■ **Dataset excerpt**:
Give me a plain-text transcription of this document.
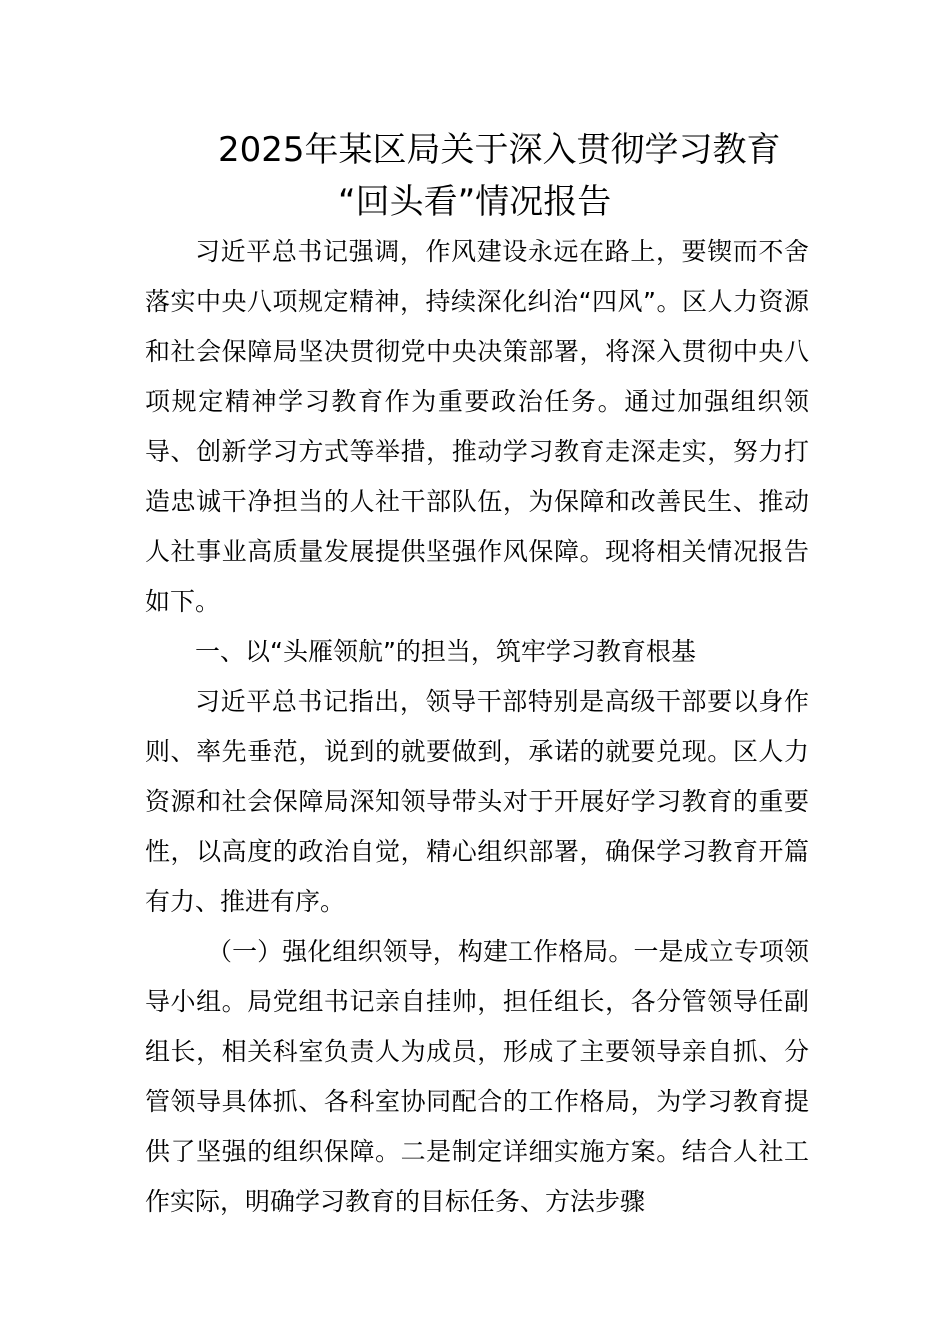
2025年某区局关于深入贯彻学习教育
“回头看”情况报告

习近平总书记强调，作风建设永远在路上，要锲而不舍落实中央八项规定精神，持续深化纠治“四风”。区人力资源和社会保障局坚决贯彻党中央决策部署，将深入贯彻中央八项规定精神学习教育作为重要政治任务。通过加强组织领导、创新学习方式等举措，推动学习教育走深走实，努力打造忠诚干净担当的人社干部队伍，为保障和改善民生、推动人社事业高质量发展提供坚强作风保障。现将相关情况报告如下。

一、以“头雁领航”的担当，筑牢学习教育根基

习近平总书记指出，领导干部特别是高级干部要以身作则、率先垂范，说到的就要做到，承诺的就要兑现。区人力资源和社会保障局深知领导带头对于开展好学习教育的重要性，以高度的政治自觉，精心组织部署，确保学习教育开篇有力、推进有序。

（一）强化组织领导，构建工作格局。一是成立专项领导小组。局党组书记亲自挂帅，担任组长，各分管领导任副组长，相关科室负责人为成员，形成了主要领导亲自抓、分管领导具体抓、各科室协同配合的工作格局，为学习教育提供了坚强的组织保障。二是制定详细实施方案。结合人社工作实际，明确学习教育的目标任务、方法步骤
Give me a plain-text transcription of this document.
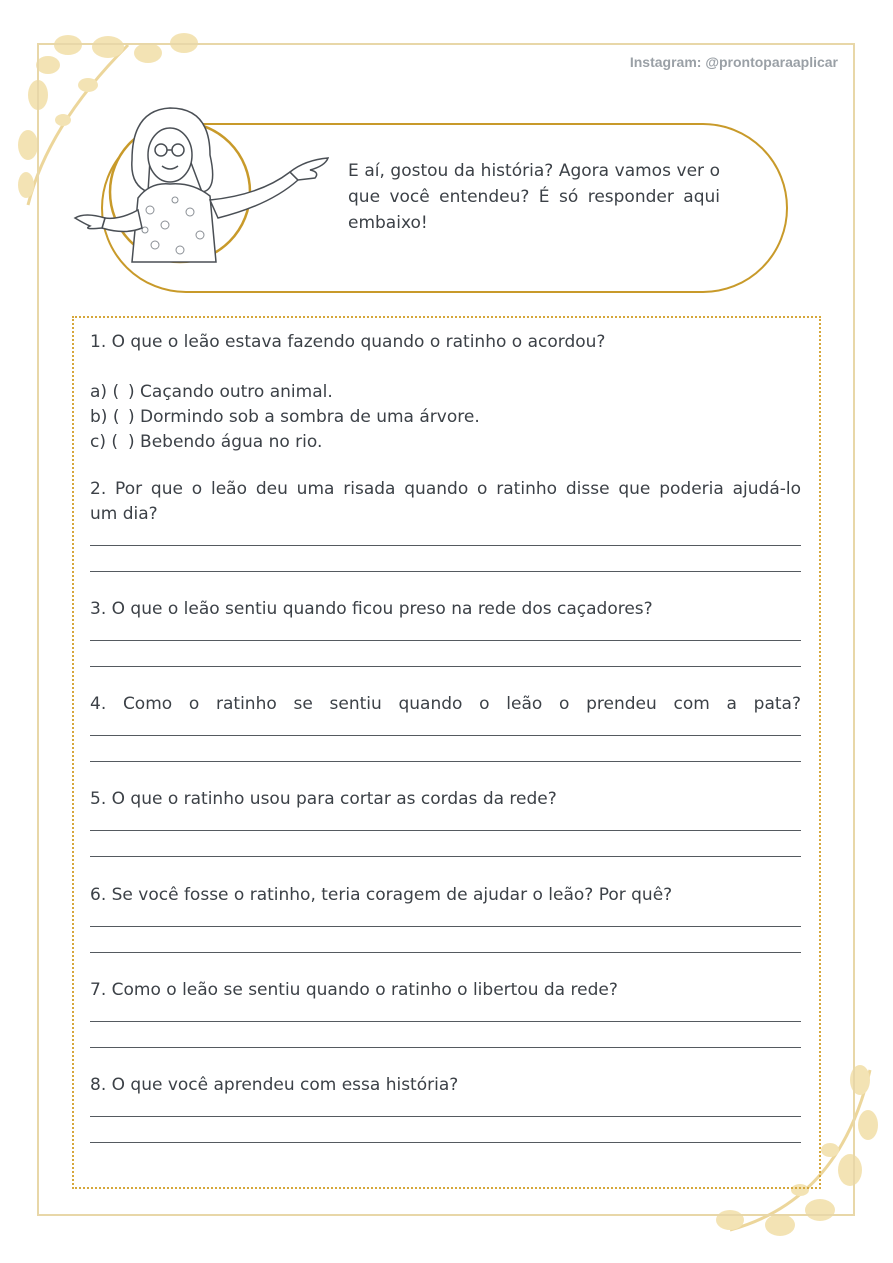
Instagram: @prontoparaaplicar
E aí, gostou da história? Agora vamos ver o que você entendeu? É só responder aqui embaixo!
1. O que o leão estava fazendo quando o ratinho o acordou?
a) ( ) Caçando outro animal.
b) ( ) Dormindo sob a sombra de uma árvore.
c) ( ) Bebendo água no rio.
2. Por que o leão deu uma risada quando o ratinho disse que poderia ajudá-lo
um dia?
3. O que o leão sentiu quando ficou preso na rede dos caçadores?
4. Como o ratinho se sentiu quando o leão o prendeu com a pata?
5. O que o ratinho usou para cortar as cordas da rede?
6. Se você fosse o ratinho, teria coragem de ajudar o leão? Por quê?
7. Como o leão se sentiu quando o ratinho o libertou da rede?
8. O que você aprendeu com essa história?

■ **YOUR OBJECTIVE**: Copy every line above that includes the string "leão".

■ **RESULT**:
1. O que o leão estava fazendo quando o ratinho o acordou?
2. Por que o leão deu uma risada quando o ratinho disse que poderia ajudá-lo
3. O que o leão sentiu quando ficou preso na rede dos caçadores?
4. Como o ratinho se sentiu quando o leão o prendeu com a pata?
6. Se você fosse o ratinho, teria coragem de ajudar o leão? Por quê?
7. Como o leão se sentiu quando o ratinho o libertou da rede?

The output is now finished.